### [TEXTO PROPORCIONADO]
_ _ _ _ _

Las mañanas de los sábados a la hora del desayuno hacemos terapia. Nos contamos los sueños, o más bien las pesadillas. Yo tengo el sueño recurrente desde hace mucho tiempo, y que ahora vuelve con más intensidad, de estar atrapado y no poder salir o de huir de alguien que me persigue. Lo que me falta es algo que ya sé que no podré tener. Para mis hijas es diferente. Ellas son jóvenes y sueñan con todo lo que no pueden hacer. Como tantas veces imaginó Kafka, sueñan que no pueden traspasar una puerta que está abierta exclusivamente para ellas. Les angustia los trocitos de vida que el virus les está robando. Se ven separadas de la corriente normal de la vida en el momento en que la vida consiste en abrir puertas y dejarse llevar.

_ _ _ _ _

### [OBJETIVO DEL EJERCICIO]
Escribe otra vez, entero y sin cambiar nada, el texto sobre los sueños de los sábados por la mañana. Este material no tiene ningún papel en el ejercicio.

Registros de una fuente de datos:
_ _ _ _ _

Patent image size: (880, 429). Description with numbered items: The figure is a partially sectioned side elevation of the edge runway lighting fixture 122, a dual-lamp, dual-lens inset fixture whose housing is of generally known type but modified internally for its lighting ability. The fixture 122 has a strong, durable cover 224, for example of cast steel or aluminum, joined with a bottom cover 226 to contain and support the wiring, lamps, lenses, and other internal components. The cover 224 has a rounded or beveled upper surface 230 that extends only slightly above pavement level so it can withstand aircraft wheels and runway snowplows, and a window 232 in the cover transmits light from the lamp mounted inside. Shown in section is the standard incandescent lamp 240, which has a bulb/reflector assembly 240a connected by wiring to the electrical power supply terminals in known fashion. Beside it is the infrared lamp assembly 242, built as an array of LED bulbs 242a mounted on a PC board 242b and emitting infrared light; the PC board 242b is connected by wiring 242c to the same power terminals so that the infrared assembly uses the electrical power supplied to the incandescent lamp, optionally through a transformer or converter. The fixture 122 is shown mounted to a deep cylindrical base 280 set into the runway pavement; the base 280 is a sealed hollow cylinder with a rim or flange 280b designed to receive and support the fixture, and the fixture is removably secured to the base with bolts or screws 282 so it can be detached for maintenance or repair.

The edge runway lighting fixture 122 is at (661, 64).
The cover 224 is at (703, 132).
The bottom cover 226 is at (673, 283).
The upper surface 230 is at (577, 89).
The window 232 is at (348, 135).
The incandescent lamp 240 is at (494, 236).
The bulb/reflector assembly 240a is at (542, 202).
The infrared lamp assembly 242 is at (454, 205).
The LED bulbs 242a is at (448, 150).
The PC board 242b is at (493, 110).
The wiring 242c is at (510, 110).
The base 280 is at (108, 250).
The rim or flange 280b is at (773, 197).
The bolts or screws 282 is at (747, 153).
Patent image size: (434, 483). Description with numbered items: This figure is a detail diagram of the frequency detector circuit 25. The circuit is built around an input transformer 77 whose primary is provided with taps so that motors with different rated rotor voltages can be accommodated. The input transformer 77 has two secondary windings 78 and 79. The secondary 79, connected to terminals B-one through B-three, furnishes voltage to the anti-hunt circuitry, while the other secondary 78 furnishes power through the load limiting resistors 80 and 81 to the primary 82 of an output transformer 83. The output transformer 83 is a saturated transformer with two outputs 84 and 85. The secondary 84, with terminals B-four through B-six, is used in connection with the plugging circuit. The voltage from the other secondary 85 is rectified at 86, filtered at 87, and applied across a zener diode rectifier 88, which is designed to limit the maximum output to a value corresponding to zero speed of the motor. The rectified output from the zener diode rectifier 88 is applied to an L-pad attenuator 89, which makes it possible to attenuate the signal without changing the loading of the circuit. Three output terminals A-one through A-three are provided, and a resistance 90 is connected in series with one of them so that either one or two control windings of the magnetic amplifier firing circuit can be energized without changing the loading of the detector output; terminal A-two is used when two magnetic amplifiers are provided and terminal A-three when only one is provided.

_ _ _ _ _

### [RESPUESTA]
Las mañanas de los sábados a la hora del desayuno hacemos terapia. Nos contamos los sueños, o más bien las pesadillas. Yo tengo el sueño recurrente desde hace mucho tiempo, y que ahora vuelve con más intensidad, de estar atrapado y no poder salir o de huir de alguien que me persigue. Lo que me falta es algo que ya sé que no podré tener. Para mis hijas es diferente. Ellas son jóvenes y sueñan con todo lo que no pueden hacer. Como tantas veces imaginó Kafka, sueñan que no pueden traspasar una puerta que está abierta exclusivamente para ellas. Les angustia los trocitos de vida que el virus les está robando. Se ven separadas de la corriente normal de la vida en el momento en que la vida consiste en abrir puertas y dejarse llevar.